> _TO DO_
Restate the records that follow word for word; no pictures should appear.

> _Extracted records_
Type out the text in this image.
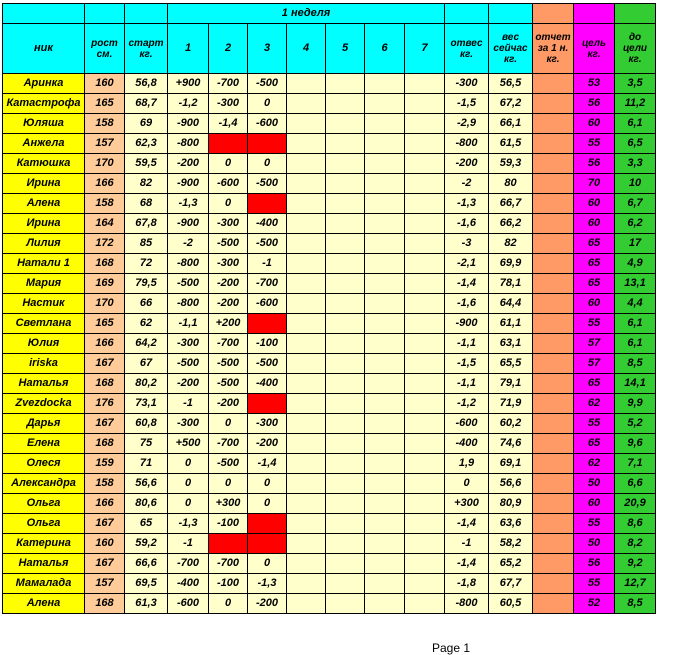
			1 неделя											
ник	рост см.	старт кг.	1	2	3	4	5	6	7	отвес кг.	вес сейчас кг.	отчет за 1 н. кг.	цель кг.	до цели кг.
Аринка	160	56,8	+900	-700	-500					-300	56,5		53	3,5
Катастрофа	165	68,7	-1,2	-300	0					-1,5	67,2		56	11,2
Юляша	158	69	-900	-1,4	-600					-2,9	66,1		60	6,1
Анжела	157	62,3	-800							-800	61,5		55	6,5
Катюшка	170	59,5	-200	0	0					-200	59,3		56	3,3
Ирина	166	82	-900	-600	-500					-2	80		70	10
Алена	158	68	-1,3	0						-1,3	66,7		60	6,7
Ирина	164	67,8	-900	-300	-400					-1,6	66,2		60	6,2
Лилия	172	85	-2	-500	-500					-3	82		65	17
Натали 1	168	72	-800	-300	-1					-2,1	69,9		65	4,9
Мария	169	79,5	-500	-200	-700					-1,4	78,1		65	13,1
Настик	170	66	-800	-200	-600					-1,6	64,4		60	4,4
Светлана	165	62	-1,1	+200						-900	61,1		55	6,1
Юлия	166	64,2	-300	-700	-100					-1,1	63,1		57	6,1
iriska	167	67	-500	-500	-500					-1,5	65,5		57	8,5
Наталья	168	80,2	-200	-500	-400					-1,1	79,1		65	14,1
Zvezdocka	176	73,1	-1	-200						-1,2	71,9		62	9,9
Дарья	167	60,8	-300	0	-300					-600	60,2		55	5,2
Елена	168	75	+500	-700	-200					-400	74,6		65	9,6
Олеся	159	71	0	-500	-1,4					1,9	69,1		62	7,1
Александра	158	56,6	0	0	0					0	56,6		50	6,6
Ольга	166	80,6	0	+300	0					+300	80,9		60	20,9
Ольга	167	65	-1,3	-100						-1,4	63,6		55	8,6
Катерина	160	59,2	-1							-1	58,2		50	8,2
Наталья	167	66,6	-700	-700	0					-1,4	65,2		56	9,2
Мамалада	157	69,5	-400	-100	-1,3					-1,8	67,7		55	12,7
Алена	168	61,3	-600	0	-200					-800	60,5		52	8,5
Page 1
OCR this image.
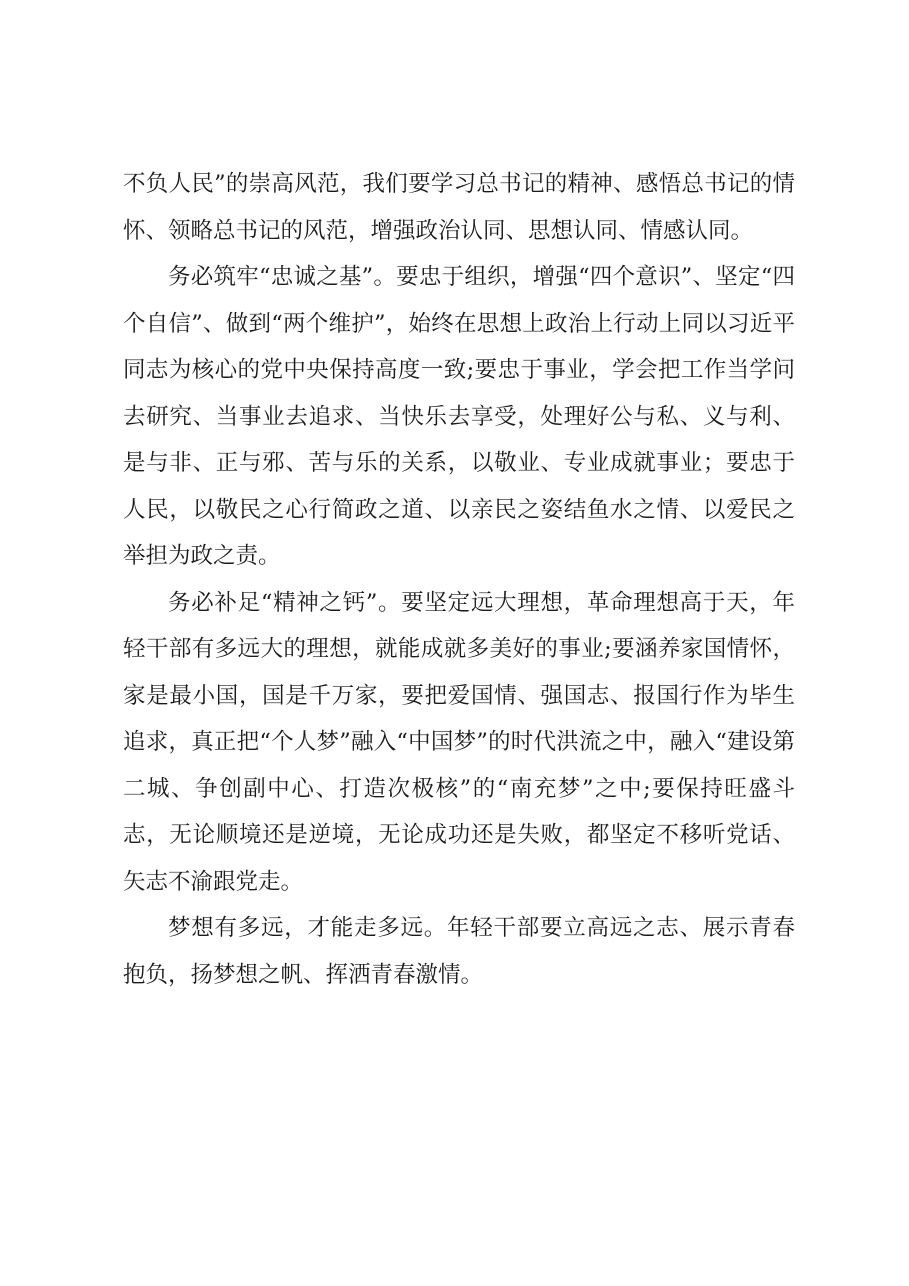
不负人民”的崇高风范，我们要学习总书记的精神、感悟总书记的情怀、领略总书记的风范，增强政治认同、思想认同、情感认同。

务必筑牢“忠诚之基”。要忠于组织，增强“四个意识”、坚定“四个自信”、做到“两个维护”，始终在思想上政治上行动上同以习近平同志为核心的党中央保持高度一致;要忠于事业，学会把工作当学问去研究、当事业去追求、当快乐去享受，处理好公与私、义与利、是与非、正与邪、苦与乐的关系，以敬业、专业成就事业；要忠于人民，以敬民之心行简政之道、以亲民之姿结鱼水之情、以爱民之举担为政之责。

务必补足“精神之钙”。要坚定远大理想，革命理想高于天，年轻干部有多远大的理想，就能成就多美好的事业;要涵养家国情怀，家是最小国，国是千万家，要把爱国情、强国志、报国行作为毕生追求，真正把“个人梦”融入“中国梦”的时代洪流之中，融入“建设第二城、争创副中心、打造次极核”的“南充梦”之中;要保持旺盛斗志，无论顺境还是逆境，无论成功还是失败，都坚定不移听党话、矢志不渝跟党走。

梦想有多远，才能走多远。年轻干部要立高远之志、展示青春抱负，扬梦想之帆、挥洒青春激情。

> _RIGHT ANSWER_
Type out the text in this image.
			1 неделя											
ник	рост см.	старт кг.	1	2	3	4	5	6	7	отвес кг.	вес сейчас кг.	отчет за 1 н. кг.	цель кг.	до цели кг.
Аринка	160	56,8	+900	-700	-500					-300	56,5		53	3,5
Катастрофа	165	68,7	-1,2	-300	0					-1,5	67,2		56	11,2
Юляша	158	69	-900	-1,4	-600					-2,9	66,1		60	6,1
Анжела	157	62,3	-800							-800	61,5		55	6,5
Катюшка	170	59,5	-200	0	0					-200	59,3		56	3,3
Ирина	166	82	-900	-600	-500					-2	80		70	10
Алена	158	68	-1,3	0						-1,3	66,7		60	6,7
Ирина	164	67,8	-900	-300	-400					-1,6	66,2		60	6,2
Лилия	172	85	-2	-500	-500					-3	82		65	17
Натали 1	168	72	-800	-300	-1					-2,1	69,9		65	4,9
Мария	169	79,5	-500	-200	-700					-1,4	78,1		65	13,1
Настик	170	66	-800	-200	-600					-1,6	64,4		60	4,4
Светлана	165	62	-1,1	+200						-900	61,1		55	6,1
Юлия	166	64,2	-300	-700	-100					-1,1	63,1		57	6,1
iriska	167	67	-500	-500	-500					-1,5	65,5		57	8,5
Наталья	168	80,2	-200	-500	-400					-1,1	79,1		65	14,1
Zvezdocka	176	73,1	-1	-200						-1,2	71,9		62	9,9
Дарья	167	60,8	-300	0	-300					-600	60,2		55	5,2
Елена	168	75	+500	-700	-200					-400	74,6		65	9,6
Олеся	159	71	0	-500	-1,4					1,9	69,1		62	7,1
Александра	158	56,6	0	0	0					0	56,6		50	6,6
Ольга	166	80,6	0	+300	0					+300	80,9		60	20,9
Ольга	167	65	-1,3	-100						-1,4	63,6		55	8,6
Катерина	160	59,2	-1							-1	58,2		50	8,2
Наталья	167	66,6	-700	-700	0					-1,4	65,2		56	9,2
Мамалада	157	69,5	-400	-100	-1,3					-1,8	67,7		55	12,7
Алена	168	61,3	-600	0	-200					-800	60,5		52	8,5
Page 1
OCR this image.
不负人民”的崇高风范，我们要学习总书记的精神、感悟总书记的情怀、领略总书记的风范，增强政治认同、思想认同、情感认同。

务必筑牢“忠诚之基”。要忠于组织，增强“四个意识”、坚定“四个自信”、做到“两个维护”，始终在思想上政治上行动上同以习近平同志为核心的党中央保持高度一致;要忠于事业，学会把工作当学问去研究、当事业去追求、当快乐去享受，处理好公与私、义与利、是与非、正与邪、苦与乐的关系，以敬业、专业成就事业；要忠于人民，以敬民之心行简政之道、以亲民之姿结鱼水之情、以爱民之举担为政之责。

务必补足“精神之钙”。要坚定远大理想，革命理想高于天，年轻干部有多远大的理想，就能成就多美好的事业;要涵养家国情怀，家是最小国，国是千万家，要把爱国情、强国志、报国行作为毕生追求，真正把“个人梦”融入“中国梦”的时代洪流之中，融入“建设第二城、争创副中心、打造次极核”的“南充梦”之中;要保持旺盛斗志，无论顺境还是逆境，无论成功还是失败，都坚定不移听党话、矢志不渝跟党走。

梦想有多远，才能走多远。年轻干部要立高远之志、展示青春抱负，扬梦想之帆、挥洒青春激情。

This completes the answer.